* [Action item]: Across the data, every line with the word "conseguir" counts once; state the total alone.

________________________

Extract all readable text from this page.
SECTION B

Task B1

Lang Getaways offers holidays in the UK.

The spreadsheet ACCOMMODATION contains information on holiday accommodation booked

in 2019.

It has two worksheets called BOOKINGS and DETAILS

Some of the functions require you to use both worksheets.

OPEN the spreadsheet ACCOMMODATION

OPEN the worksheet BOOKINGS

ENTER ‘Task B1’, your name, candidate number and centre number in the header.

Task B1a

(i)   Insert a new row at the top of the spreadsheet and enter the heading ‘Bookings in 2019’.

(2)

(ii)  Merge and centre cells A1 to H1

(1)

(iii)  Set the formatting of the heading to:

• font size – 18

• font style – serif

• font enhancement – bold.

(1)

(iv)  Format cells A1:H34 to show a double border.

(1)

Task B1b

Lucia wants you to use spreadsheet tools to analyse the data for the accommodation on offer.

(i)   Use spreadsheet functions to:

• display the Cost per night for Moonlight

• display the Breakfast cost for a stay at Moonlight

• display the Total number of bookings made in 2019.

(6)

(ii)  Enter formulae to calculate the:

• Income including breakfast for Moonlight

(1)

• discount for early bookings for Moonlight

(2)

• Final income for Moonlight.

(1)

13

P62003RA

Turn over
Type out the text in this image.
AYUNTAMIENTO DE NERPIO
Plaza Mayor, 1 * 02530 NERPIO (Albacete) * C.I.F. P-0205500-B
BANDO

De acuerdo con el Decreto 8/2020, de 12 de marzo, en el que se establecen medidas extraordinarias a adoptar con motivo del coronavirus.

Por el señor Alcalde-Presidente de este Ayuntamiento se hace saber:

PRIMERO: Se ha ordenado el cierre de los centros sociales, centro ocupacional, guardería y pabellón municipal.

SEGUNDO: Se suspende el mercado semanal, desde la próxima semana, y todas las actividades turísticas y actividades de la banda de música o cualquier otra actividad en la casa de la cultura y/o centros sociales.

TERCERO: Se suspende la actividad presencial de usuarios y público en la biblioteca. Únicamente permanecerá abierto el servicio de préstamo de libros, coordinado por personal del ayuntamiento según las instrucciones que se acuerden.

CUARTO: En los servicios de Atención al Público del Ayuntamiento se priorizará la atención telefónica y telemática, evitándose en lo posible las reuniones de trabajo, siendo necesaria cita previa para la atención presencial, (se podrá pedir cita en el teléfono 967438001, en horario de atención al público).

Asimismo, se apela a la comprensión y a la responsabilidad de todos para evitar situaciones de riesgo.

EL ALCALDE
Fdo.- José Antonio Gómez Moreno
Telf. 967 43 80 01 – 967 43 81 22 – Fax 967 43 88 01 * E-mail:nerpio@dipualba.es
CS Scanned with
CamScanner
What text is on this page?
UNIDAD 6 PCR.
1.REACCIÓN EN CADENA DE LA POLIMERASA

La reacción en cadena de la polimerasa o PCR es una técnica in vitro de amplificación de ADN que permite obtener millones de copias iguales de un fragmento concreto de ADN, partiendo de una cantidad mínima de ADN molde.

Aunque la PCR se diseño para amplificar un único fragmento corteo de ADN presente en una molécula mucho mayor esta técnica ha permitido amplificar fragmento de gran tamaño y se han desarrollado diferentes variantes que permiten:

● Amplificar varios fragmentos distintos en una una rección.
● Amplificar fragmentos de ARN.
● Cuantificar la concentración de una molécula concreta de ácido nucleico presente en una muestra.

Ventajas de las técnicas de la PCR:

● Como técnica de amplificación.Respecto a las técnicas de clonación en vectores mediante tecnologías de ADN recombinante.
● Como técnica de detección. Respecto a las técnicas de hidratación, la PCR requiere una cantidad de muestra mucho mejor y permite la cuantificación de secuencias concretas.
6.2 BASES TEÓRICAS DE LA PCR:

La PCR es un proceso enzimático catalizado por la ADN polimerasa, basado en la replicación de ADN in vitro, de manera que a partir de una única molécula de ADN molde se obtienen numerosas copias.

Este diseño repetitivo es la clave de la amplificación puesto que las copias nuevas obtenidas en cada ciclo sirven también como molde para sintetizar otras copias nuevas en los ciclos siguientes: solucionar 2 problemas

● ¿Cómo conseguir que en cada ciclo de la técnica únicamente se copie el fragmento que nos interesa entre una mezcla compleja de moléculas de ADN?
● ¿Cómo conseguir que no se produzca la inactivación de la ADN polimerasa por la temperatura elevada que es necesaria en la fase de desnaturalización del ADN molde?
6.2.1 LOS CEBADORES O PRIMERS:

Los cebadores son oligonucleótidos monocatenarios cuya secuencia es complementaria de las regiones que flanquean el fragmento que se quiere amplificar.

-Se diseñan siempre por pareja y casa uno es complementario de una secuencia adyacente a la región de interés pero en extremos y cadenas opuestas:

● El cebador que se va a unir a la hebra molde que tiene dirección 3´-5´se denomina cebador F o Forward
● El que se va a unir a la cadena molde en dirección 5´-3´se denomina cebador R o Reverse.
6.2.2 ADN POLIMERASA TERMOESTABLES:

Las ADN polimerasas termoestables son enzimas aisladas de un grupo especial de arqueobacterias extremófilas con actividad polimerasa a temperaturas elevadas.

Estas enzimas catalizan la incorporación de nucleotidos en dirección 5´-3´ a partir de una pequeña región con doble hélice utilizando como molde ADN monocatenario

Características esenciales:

________________________

* [Expected answer]: 2